Document transcript data:
+++
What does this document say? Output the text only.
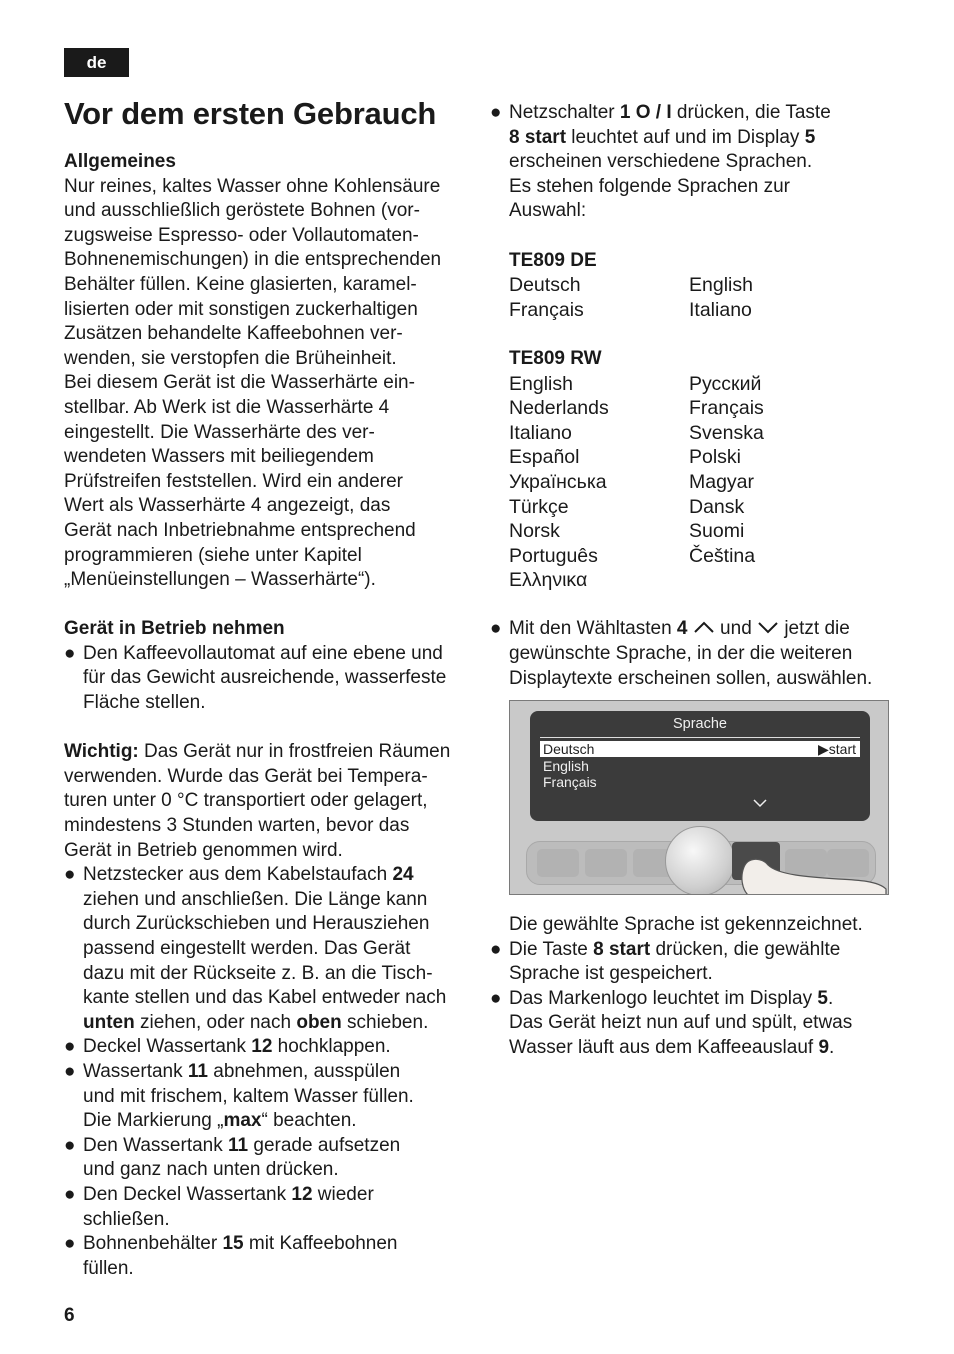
de
Vor dem ersten Gebrauch

Allgemeines

Nur reines, kaltes Wasser ohne Kohlensäure
und ausschließlich geröstete Bohnen (vor-
zugsweise Espresso- oder Vollautomaten-
Bohnenemischungen) in die entsprechenden
Behälter füllen. Keine glasierten, karamel-
lisierten oder mit sonstigen zuckerhaltigen
Zusätzen behandelte Kaffeebohnen ver-
wenden, sie verstopfen die Brüheinheit.
Bei diesem Gerät ist die Wasserhärte ein-
stellbar. Ab Werk ist die Wasserhärte 4
eingestellt. Die Wasserhärte des ver-
wendeten Wassers mit beiliegendem
Prüfstreifen feststellen. Wird ein anderer
Wert als Wasserhärte 4 angezeigt, das
Gerät nach Inbetriebnahme entsprechend
programmieren (siehe unter Kapitel
„Menüeinstellungen – Wasserhärte“).

Gerät in Betrieb nehmen

● Den Kaffeevollautomat auf eine ebene und
für das Gewicht ausreichende, wasserfeste
Fläche stellen.
Wichtig: Das Gerät nur in frostfreien Räumen
verwenden. Wurde das Gerät bei Tempera-
turen unter 0 °C transportiert oder gelagert,
mindestens 3 Stunden warten, bevor das
Gerät in Betrieb genommen wird.
● Netzstecker aus dem Kabelstaufach 24
ziehen und anschließen. Die Länge kann
durch Zurückschieben und Herausziehen
passend eingestellt werden. Das Gerät
dazu mit der Rückseite z. B. an die Tisch-
kante stellen und das Kabel entweder nach
unten ziehen, oder nach oben schieben.
● Deckel Wassertank 12 hochklappen.
● Wassertank 11 abnehmen, ausspülen
und mit frischem, kaltem Wasser füllen.
Die Markierung „max“ beachten.
● Den Wassertank 11 gerade aufsetzen
und ganz nach unten drücken.
● Den Deckel Wassertank 12 wieder
schließen.
● Bohnenbehälter 15 mit Kaffeebohnen
füllen.
● Netzschalter 1 O / I drücken, die Taste
8 start leuchtet auf und im Display 5
erscheinen verschiedene Sprachen.
Es stehen folgende Sprachen zur
Auswahl:

TE809 DE

Deutsch	English
Français	Italiano

TE809 RW

English	Русский
Nederlands	Français
Italiano	Svenska
Español	Polski
Українська	Magyar
Türkçe	Dansk
Norsk	Suomi
Português	Čeština
Ελληνικα
● Mit den Wähltasten 4  und  jetzt die
gewünschte Sprache, in der die weiteren
Displaytexte erscheinen sollen, auswählen.
Sprache
Deutsch	▶start
English
Français

Die gewählte Sprache ist gekennzeichnet.

● Die Taste 8 start drücken, die gewählte
Sprache ist gespeichert.
● Das Markenlogo leuchtet im Display 5.
Das Gerät heizt nun auf und spült, etwas
Wasser läuft aus dem Kaffeeauslauf 9.
6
+++
WORK INSTRUCTION:
Without the pictures, copy out all the records above exactly.

FINISHED EXERCISE:
What does this document say? Output the text only.
de
Vor dem ersten Gebrauch

Allgemeines

Nur reines, kaltes Wasser ohne Kohlensäure
und ausschließlich geröstete Bohnen (vor-
zugsweise Espresso- oder Vollautomaten-
Bohnenemischungen) in die entsprechenden
Behälter füllen. Keine glasierten, karamel-
lisierten oder mit sonstigen zuckerhaltigen
Zusätzen behandelte Kaffeebohnen ver-
wenden, sie verstopfen die Brüheinheit.
Bei diesem Gerät ist die Wasserhärte ein-
stellbar. Ab Werk ist die Wasserhärte 4
eingestellt. Die Wasserhärte des ver-
wendeten Wassers mit beiliegendem
Prüfstreifen feststellen. Wird ein anderer
Wert als Wasserhärte 4 angezeigt, das
Gerät nach Inbetriebnahme entsprechend
programmieren (siehe unter Kapitel
„Menüeinstellungen – Wasserhärte“).

Gerät in Betrieb nehmen

● Den Kaffeevollautomat auf eine ebene und
für das Gewicht ausreichende, wasserfeste
Fläche stellen.
Wichtig: Das Gerät nur in frostfreien Räumen
verwenden. Wurde das Gerät bei Tempera-
turen unter 0 °C transportiert oder gelagert,
mindestens 3 Stunden warten, bevor das
Gerät in Betrieb genommen wird.
● Netzstecker aus dem Kabelstaufach 24
ziehen und anschließen. Die Länge kann
durch Zurückschieben und Herausziehen
passend eingestellt werden. Das Gerät
dazu mit der Rückseite z. B. an die Tisch-
kante stellen und das Kabel entweder nach
unten ziehen, oder nach oben schieben.
● Deckel Wassertank 12 hochklappen.
● Wassertank 11 abnehmen, ausspülen
und mit frischem, kaltem Wasser füllen.
Die Markierung „max“ beachten.
● Den Wassertank 11 gerade aufsetzen
und ganz nach unten drücken.
● Den Deckel Wassertank 12 wieder
schließen.
● Bohnenbehälter 15 mit Kaffeebohnen
füllen.
● Netzschalter 1 O / I drücken, die Taste
8 start leuchtet auf und im Display 5
erscheinen verschiedene Sprachen.
Es stehen folgende Sprachen zur
Auswahl:

TE809 DE

Deutsch	English
Français	Italiano

TE809 RW

English	Русский
Nederlands	Français
Italiano	Svenska
Español	Polski
Українська	Magyar
Türkçe	Dansk
Norsk	Suomi
Português	Čeština
Ελληνικα
● Mit den Wähltasten 4  und  jetzt die
gewünschte Sprache, in der die weiteren
Displaytexte erscheinen sollen, auswählen.
Sprache
Deutsch	▶start
English
Français

Die gewählte Sprache ist gekennzeichnet.

● Die Taste 8 start drücken, die gewählte
Sprache ist gespeichert.
● Das Markenlogo leuchtet im Display 5.
Das Gerät heizt nun auf und spült, etwas
Wasser läuft aus dem Kaffeeauslauf 9.
6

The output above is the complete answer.